=== TASK INPUT ===

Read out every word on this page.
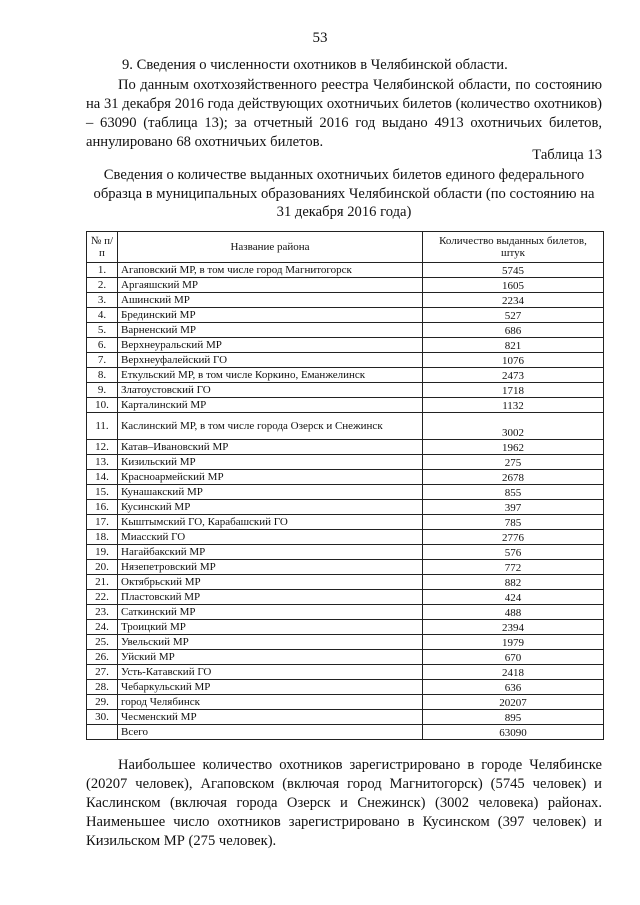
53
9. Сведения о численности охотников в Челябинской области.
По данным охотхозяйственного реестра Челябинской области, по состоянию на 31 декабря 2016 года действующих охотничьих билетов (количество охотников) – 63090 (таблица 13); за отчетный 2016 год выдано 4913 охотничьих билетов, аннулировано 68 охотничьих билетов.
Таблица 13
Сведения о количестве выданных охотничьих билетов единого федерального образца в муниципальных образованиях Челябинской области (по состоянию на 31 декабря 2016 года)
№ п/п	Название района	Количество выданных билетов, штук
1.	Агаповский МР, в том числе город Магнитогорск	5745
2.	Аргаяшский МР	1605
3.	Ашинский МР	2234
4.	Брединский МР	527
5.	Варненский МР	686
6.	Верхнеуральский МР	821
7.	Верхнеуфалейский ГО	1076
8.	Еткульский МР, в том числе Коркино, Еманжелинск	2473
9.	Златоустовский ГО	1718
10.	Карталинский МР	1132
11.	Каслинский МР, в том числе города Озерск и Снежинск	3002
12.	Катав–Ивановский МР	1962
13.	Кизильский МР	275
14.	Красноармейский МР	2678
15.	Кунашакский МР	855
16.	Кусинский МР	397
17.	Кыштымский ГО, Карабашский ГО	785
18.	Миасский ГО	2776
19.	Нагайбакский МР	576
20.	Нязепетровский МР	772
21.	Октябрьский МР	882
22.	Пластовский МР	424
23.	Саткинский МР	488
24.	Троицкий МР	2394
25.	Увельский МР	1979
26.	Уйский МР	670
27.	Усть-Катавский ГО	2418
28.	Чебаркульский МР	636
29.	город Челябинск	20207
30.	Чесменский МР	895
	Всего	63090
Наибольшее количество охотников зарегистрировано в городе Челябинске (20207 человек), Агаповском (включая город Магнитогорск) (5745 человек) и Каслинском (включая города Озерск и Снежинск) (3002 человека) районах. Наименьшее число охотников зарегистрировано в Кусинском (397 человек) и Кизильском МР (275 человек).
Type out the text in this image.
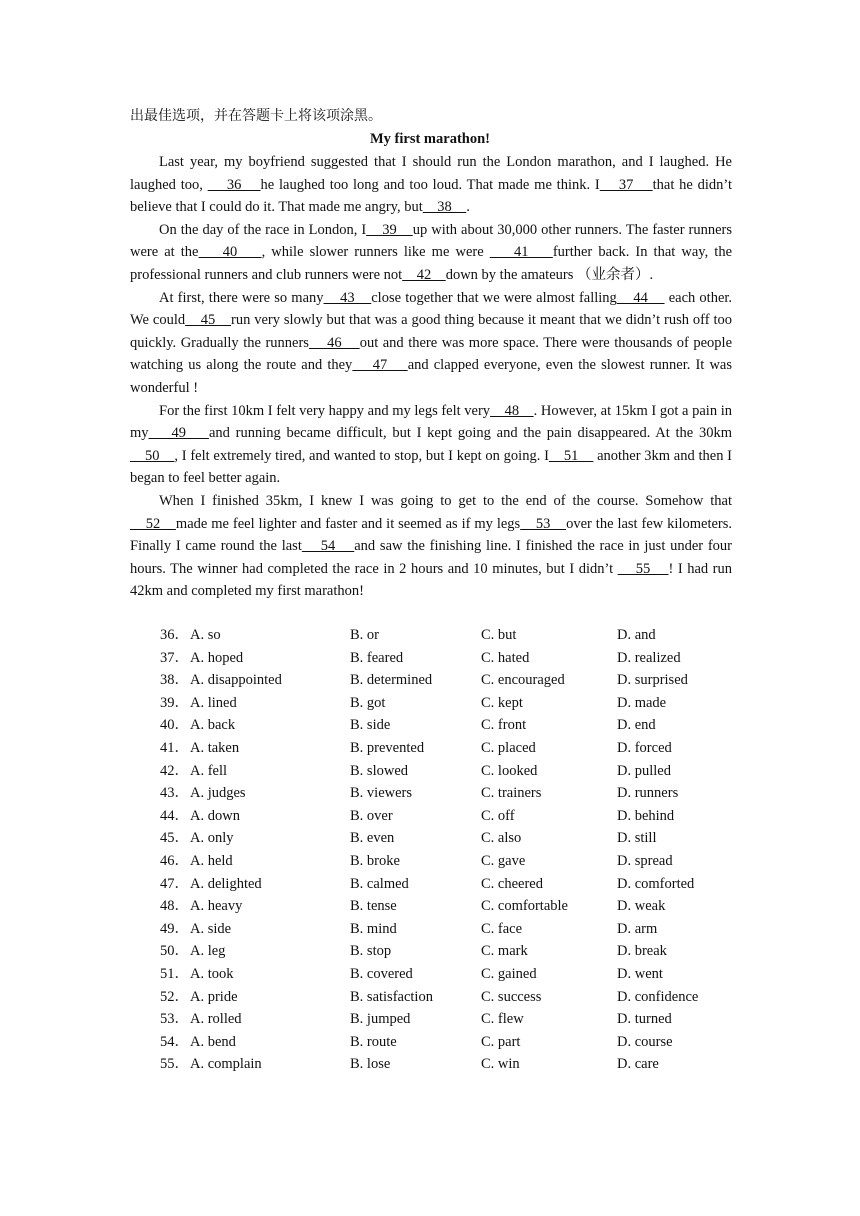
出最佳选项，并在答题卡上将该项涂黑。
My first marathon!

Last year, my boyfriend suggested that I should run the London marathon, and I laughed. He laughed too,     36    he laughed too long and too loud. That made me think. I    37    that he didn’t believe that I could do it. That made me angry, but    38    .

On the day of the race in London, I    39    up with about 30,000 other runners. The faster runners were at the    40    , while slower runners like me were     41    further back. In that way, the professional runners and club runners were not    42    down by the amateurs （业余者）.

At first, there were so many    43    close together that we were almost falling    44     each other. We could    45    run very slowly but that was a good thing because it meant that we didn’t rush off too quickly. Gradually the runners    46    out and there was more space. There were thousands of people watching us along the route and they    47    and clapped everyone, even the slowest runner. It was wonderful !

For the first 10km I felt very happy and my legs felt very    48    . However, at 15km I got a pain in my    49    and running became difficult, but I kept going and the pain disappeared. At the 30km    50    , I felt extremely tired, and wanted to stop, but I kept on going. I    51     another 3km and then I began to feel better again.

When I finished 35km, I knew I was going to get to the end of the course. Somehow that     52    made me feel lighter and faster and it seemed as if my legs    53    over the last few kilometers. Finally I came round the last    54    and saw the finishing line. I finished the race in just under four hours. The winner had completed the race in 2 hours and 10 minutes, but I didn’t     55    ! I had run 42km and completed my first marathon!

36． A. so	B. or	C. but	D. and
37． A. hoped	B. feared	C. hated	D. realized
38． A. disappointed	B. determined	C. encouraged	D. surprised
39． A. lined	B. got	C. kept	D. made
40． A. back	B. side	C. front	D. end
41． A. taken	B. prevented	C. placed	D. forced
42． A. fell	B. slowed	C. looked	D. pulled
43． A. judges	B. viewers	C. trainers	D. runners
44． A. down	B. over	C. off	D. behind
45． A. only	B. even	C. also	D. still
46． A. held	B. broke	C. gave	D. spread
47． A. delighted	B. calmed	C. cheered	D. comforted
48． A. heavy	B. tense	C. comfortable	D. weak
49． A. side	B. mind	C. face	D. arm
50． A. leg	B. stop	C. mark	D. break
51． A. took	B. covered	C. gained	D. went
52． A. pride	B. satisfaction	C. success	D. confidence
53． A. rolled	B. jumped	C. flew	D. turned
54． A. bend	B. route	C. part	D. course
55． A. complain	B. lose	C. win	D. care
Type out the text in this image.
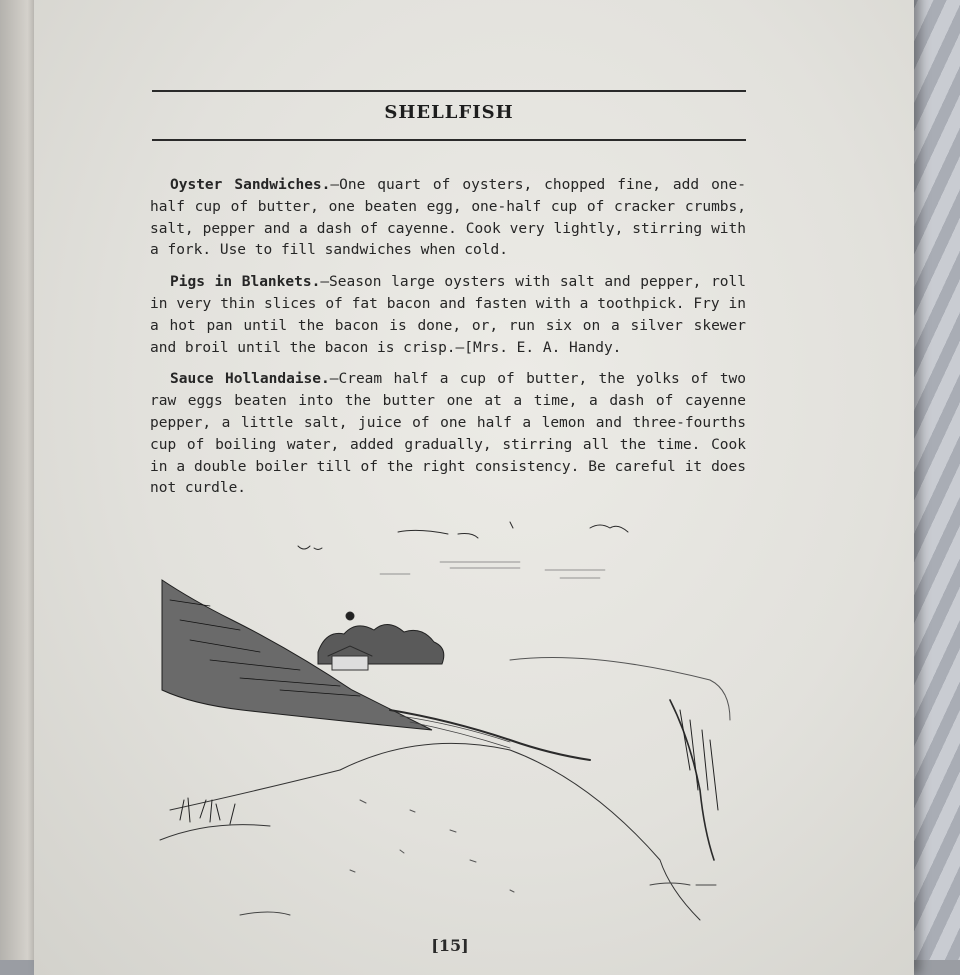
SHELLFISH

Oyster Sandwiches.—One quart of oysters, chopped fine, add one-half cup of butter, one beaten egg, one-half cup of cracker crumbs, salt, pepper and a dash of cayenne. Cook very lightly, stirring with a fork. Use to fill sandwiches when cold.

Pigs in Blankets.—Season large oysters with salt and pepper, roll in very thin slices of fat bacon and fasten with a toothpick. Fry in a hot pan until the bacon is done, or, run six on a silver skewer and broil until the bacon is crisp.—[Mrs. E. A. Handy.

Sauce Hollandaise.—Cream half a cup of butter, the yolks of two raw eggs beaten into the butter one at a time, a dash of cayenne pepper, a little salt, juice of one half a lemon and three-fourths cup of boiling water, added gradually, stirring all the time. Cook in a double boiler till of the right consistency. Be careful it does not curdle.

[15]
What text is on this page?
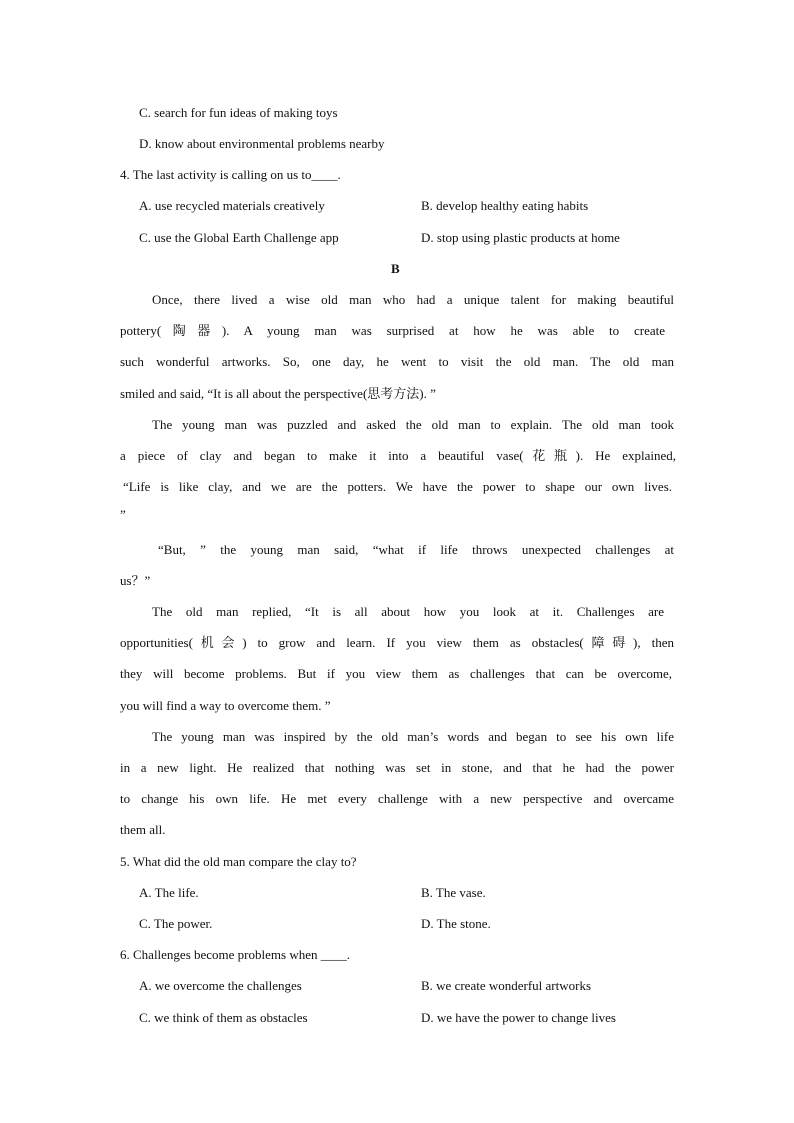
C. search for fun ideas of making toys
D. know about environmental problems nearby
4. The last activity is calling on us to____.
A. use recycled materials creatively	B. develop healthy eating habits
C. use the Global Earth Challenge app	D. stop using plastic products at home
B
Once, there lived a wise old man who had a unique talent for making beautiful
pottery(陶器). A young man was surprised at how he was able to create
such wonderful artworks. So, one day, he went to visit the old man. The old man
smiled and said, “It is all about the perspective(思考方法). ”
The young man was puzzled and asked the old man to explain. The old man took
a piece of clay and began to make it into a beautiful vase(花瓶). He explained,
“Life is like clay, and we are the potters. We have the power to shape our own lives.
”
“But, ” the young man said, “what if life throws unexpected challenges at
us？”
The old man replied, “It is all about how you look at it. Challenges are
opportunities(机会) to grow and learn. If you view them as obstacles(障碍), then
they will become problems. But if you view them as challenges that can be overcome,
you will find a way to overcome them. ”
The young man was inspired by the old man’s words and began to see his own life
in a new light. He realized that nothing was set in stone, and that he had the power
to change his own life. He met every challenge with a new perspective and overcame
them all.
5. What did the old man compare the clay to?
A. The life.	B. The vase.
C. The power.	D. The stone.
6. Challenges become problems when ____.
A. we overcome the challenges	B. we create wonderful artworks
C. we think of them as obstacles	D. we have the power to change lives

===

EXERCISE AIM
Copy the records exactly as they appear, excluding images.

CORRECT OUTPUT
Read out every word on this page.
53
9. Сведения о численности охотников в Челябинской области.
По данным охотхозяйственного реестра Челябинской области, по состоянию на 31 декабря 2016 года действующих охотничьих билетов (количество охотников) – 63090 (таблица 13); за отчетный 2016 год выдано 4913 охотничьих билетов, аннулировано 68 охотничьих билетов.
Таблица 13
Сведения о количестве выданных охотничьих билетов единого федерального образца в муниципальных образованиях Челябинской области (по состоянию на 31 декабря 2016 года)
№ п/п	Название района	Количество выданных билетов, штук
1.	Агаповский МР, в том числе город Магнитогорск	5745
2.	Аргаяшский МР	1605
3.	Ашинский МР	2234
4.	Брединский МР	527
5.	Варненский МР	686
6.	Верхнеуральский МР	821
7.	Верхнеуфалейский ГО	1076
8.	Еткульский МР, в том числе Коркино, Еманжелинск	2473
9.	Златоустовский ГО	1718
10.	Карталинский МР	1132
11.	Каслинский МР, в том числе города Озерск и Снежинск	3002
12.	Катав–Ивановский МР	1962
13.	Кизильский МР	275
14.	Красноармейский МР	2678
15.	Кунашакский МР	855
16.	Кусинский МР	397
17.	Кыштымский ГО, Карабашский ГО	785
18.	Миасский ГО	2776
19.	Нагайбакский МР	576
20.	Нязепетровский МР	772
21.	Октябрьский МР	882
22.	Пластовский МР	424
23.	Саткинский МР	488
24.	Троицкий МР	2394
25.	Увельский МР	1979
26.	Уйский МР	670
27.	Усть-Катавский ГО	2418
28.	Чебаркульский МР	636
29.	город Челябинск	20207
30.	Чесменский МР	895
	Всего	63090
Наибольшее количество охотников зарегистрировано в городе Челябинске (20207 человек), Агаповском (включая город Магнитогорск) (5745 человек) и Каслинском (включая города Озерск и Снежинск) (3002 человека) районах. Наименьшее число охотников зарегистрировано в Кусинском (397 человек) и Кизильском МР (275 человек).
Type out the text in this image.
出最佳选项，并在答题卡上将该项涂黑。
My first marathon!

Last year, my boyfriend suggested that I should run the London marathon, and I laughed. He laughed too,     36    he laughed too long and too loud. That made me think. I    37    that he didn’t believe that I could do it. That made me angry, but    38    .

On the day of the race in London, I    39    up with about 30,000 other runners. The faster runners were at the    40    , while slower runners like me were     41    further back. In that way, the professional runners and club runners were not    42    down by the amateurs （业余者）.

At first, there were so many    43    close together that we were almost falling    44     each other. We could    45    run very slowly but that was a good thing because it meant that we didn’t rush off too quickly. Gradually the runners    46    out and there was more space. There were thousands of people watching us along the route and they    47    and clapped everyone, even the slowest runner. It was wonderful !

For the first 10km I felt very happy and my legs felt very    48    . However, at 15km I got a pain in my    49    and running became difficult, but I kept going and the pain disappeared. At the 30km    50    , I felt extremely tired, and wanted to stop, but I kept on going. I    51     another 3km and then I began to feel better again.

When I finished 35km, I knew I was going to get to the end of the course. Somehow that     52    made me feel lighter and faster and it seemed as if my legs    53    over the last few kilometers. Finally I came round the last    54    and saw the finishing line. I finished the race in just under four hours. The winner had completed the race in 2 hours and 10 minutes, but I didn’t     55    ! I had run 42km and completed my first marathon!

36． A. so	B. or	C. but	D. and
37． A. hoped	B. feared	C. hated	D. realized
38． A. disappointed	B. determined	C. encouraged	D. surprised
39． A. lined	B. got	C. kept	D. made
40． A. back	B. side	C. front	D. end
41． A. taken	B. prevented	C. placed	D. forced
42． A. fell	B. slowed	C. looked	D. pulled
43． A. judges	B. viewers	C. trainers	D. runners
44． A. down	B. over	C. off	D. behind
45． A. only	B. even	C. also	D. still
46． A. held	B. broke	C. gave	D. spread
47． A. delighted	B. calmed	C. cheered	D. comforted
48． A. heavy	B. tense	C. comfortable	D. weak
49． A. side	B. mind	C. face	D. arm
50． A. leg	B. stop	C. mark	D. break
51． A. took	B. covered	C. gained	D. went
52． A. pride	B. satisfaction	C. success	D. confidence
53． A. rolled	B. jumped	C. flew	D. turned
54． A. bend	B. route	C. part	D. course
55． A. complain	B. lose	C. win	D. care
Type out the text in this image.
SHELLFISH

Oyster Sandwiches.—One quart of oysters, chopped fine, add one-half cup of butter, one beaten egg, one-half cup of cracker crumbs, salt, pepper and a dash of cayenne. Cook very lightly, stirring with a fork. Use to fill sandwiches when cold.

Pigs in Blankets.—Season large oysters with salt and pepper, roll in very thin slices of fat bacon and fasten with a toothpick. Fry in a hot pan until the bacon is done, or, run six on a silver skewer and broil until the bacon is crisp.—[Mrs. E. A. Handy.

Sauce Hollandaise.—Cream half a cup of butter, the yolks of two raw eggs beaten into the butter one at a time, a dash of cayenne pepper, a little salt, juice of one half a lemon and three-fourths cup of boiling water, added gradually, stirring all the time. Cook in a double boiler till of the right consistency. Be careful it does not curdle.

[15]
What text is on this page?
C. search for fun ideas of making toys
D. know about environmental problems nearby
4. The last activity is calling on us to____.
A. use recycled materials creatively	B. develop healthy eating habits
C. use the Global Earth Challenge app	D. stop using plastic products at home
B
Once, there lived a wise old man who had a unique talent for making beautiful
pottery(陶器). A young man was surprised at how he was able to create
such wonderful artworks. So, one day, he went to visit the old man. The old man
smiled and said, “It is all about the perspective(思考方法). ”
The young man was puzzled and asked the old man to explain. The old man took
a piece of clay and began to make it into a beautiful vase(花瓶). He explained,
“Life is like clay, and we are the potters. We have the power to shape our own lives.
”
“But, ” the young man said, “what if life throws unexpected challenges at
us？”
The old man replied, “It is all about how you look at it. Challenges are
opportunities(机会) to grow and learn. If you view them as obstacles(障碍), then
they will become problems. But if you view them as challenges that can be overcome,
you will find a way to overcome them. ”
The young man was inspired by the old man’s words and began to see his own life
in a new light. He realized that nothing was set in stone, and that he had the power
to change his own life. He met every challenge with a new perspective and overcame
them all.
5. What did the old man compare the clay to?
A. The life.	B. The vase.
C. The power.	D. The stone.
6. Challenges become problems when ____.
A. we overcome the challenges	B. we create wonderful artworks
C. we think of them as obstacles	D. we have the power to change lives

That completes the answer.